§ Problem requirements
In the data below, locate each line with the word "dans" and list it.

§ Source records
begin

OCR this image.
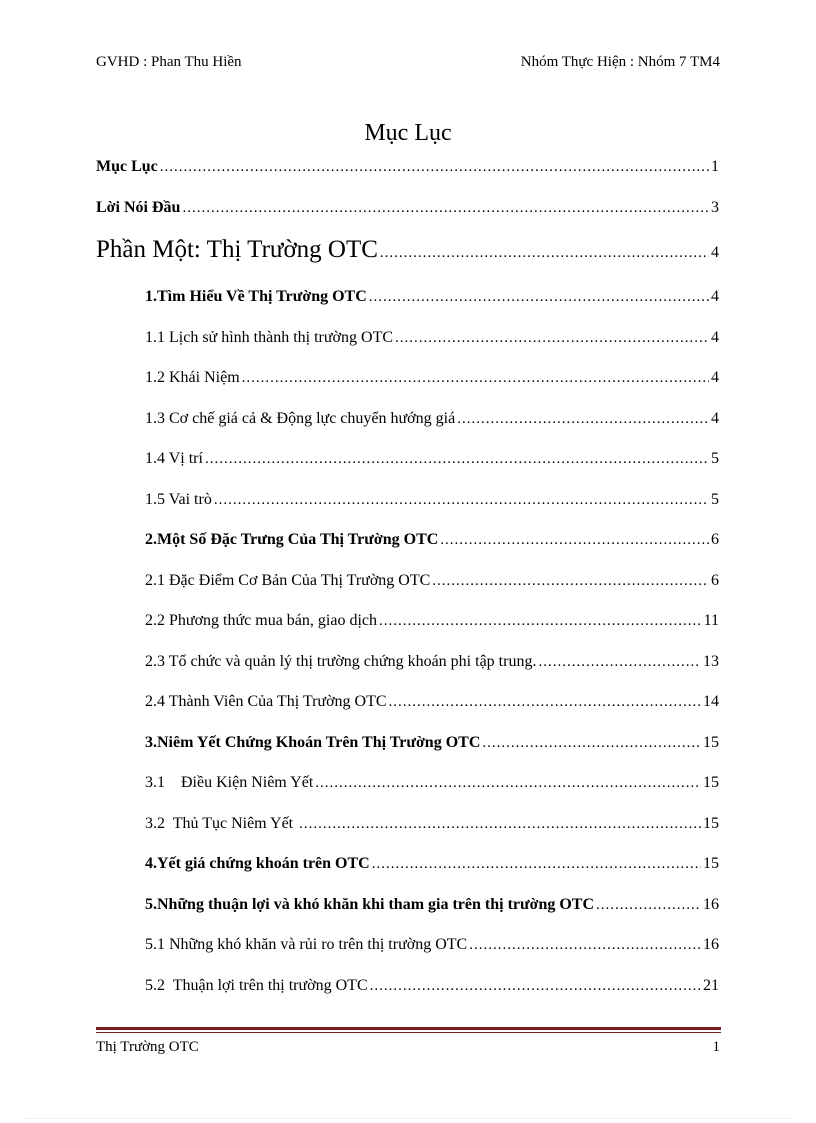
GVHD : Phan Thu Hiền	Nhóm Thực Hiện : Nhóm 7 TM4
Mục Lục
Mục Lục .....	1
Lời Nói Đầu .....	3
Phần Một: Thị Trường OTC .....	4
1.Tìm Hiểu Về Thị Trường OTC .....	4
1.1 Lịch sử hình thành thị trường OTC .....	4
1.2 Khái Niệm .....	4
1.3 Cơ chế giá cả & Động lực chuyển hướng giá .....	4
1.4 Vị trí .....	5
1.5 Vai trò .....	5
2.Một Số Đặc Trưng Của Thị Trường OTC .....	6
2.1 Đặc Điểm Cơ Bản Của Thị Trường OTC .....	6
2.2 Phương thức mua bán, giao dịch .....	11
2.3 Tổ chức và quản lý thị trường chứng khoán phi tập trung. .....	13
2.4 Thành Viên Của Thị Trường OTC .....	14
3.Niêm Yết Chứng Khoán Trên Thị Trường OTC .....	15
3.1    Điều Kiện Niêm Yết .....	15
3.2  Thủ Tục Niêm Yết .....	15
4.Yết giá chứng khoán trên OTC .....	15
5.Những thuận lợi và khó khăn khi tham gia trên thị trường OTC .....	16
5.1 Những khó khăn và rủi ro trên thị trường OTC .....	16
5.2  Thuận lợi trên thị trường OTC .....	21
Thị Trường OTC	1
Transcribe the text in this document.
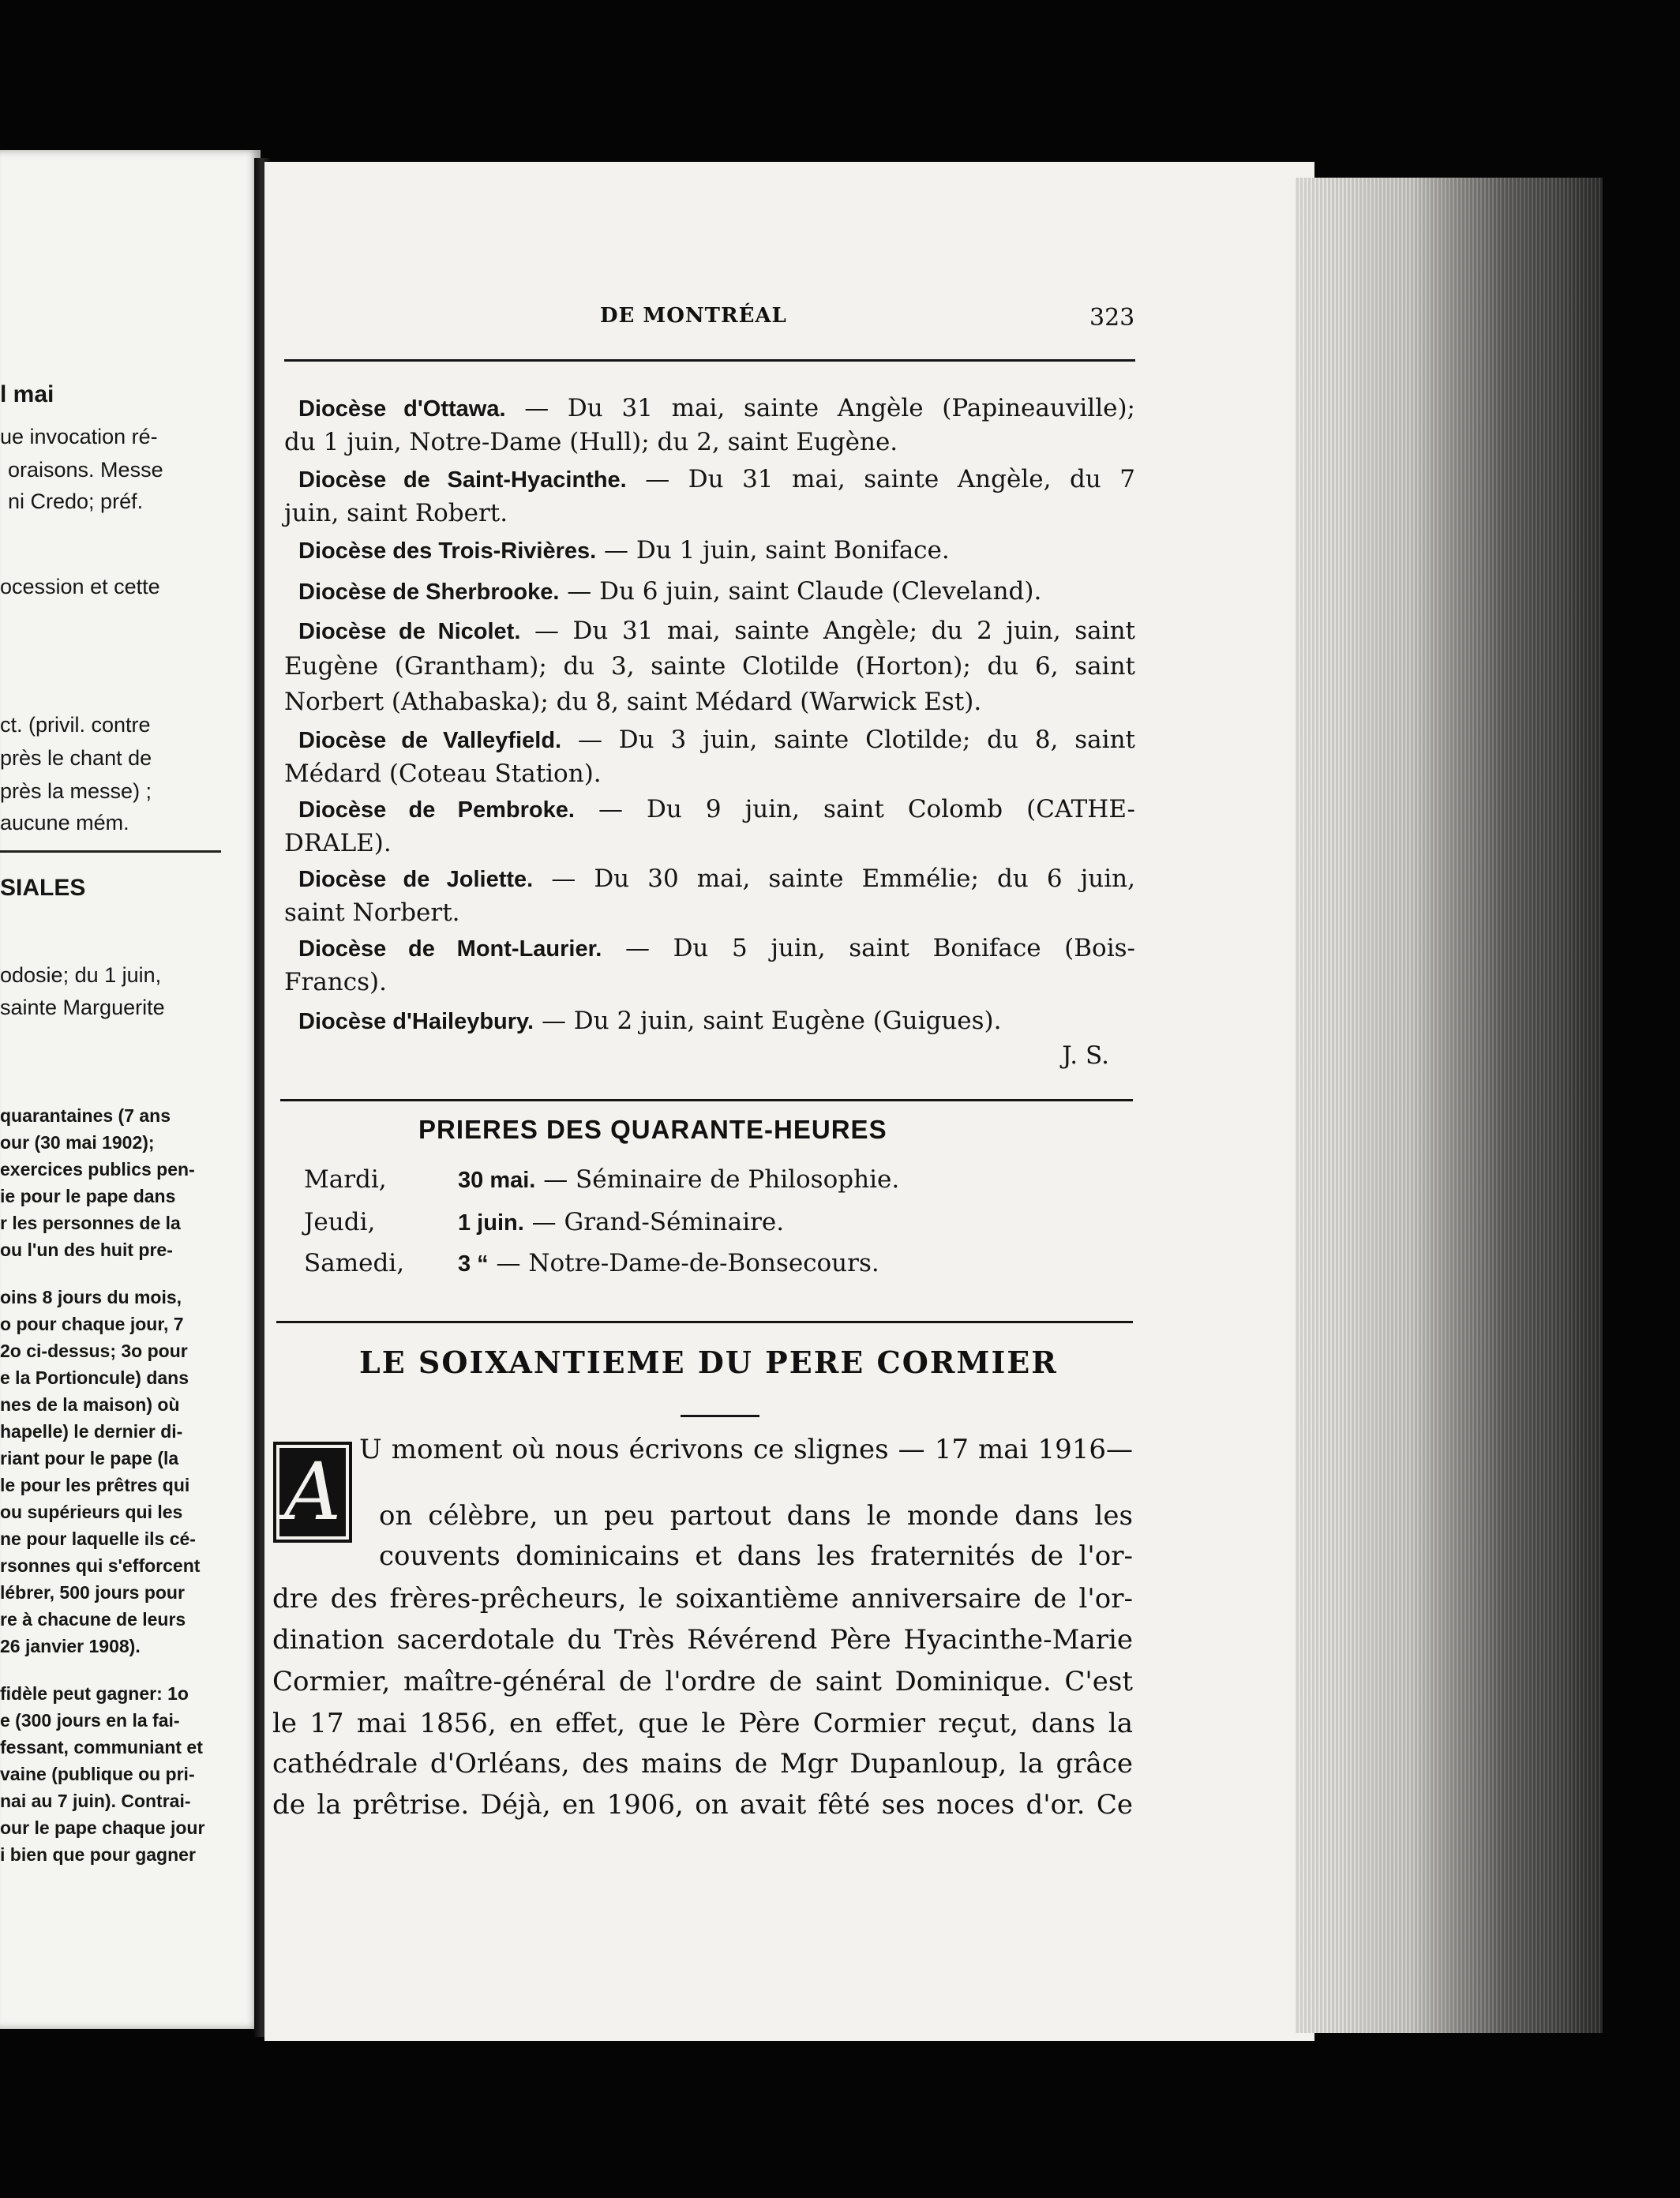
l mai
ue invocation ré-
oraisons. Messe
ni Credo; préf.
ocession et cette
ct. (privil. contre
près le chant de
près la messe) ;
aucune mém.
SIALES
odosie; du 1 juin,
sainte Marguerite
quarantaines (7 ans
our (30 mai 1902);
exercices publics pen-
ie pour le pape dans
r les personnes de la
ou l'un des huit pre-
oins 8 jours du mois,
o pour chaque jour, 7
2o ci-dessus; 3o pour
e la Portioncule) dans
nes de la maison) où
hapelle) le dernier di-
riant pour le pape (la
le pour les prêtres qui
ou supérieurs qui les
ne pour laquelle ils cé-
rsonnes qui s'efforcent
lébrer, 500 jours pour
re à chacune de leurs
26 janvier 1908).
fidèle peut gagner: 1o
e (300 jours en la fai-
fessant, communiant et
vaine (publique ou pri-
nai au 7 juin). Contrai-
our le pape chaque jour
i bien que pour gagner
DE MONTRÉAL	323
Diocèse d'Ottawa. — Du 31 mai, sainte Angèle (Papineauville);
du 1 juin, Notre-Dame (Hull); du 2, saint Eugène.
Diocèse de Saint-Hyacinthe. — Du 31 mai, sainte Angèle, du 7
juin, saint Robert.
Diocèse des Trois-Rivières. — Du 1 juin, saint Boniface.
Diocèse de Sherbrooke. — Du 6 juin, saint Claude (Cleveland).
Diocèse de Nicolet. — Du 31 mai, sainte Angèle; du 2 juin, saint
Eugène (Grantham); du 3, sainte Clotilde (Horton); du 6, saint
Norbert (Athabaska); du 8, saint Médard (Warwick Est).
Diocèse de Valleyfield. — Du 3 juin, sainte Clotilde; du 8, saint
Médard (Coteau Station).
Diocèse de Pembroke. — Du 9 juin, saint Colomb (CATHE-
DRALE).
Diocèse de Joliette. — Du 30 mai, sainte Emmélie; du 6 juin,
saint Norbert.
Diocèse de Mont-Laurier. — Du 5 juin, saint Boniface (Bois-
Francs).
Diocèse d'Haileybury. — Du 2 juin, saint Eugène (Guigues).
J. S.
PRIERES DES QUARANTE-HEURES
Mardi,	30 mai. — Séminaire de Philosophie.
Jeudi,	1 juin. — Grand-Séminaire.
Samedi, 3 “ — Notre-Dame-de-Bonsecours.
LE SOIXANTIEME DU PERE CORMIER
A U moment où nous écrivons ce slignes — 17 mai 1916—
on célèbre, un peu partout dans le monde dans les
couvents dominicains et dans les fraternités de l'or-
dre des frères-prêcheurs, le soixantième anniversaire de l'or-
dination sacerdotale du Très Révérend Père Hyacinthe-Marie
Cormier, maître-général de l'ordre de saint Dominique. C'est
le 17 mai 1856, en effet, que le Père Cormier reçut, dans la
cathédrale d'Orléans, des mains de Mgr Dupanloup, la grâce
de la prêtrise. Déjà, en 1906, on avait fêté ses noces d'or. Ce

end

§ Exercise answer
ie pour le pape dans
e la Portioncule) dans
on célèbre, un peu partout dans le monde dans les
couvents dominicains et dans les fraternités de l'or-
le 17 mai 1856, en effet, que le Père Cormier reçut, dans la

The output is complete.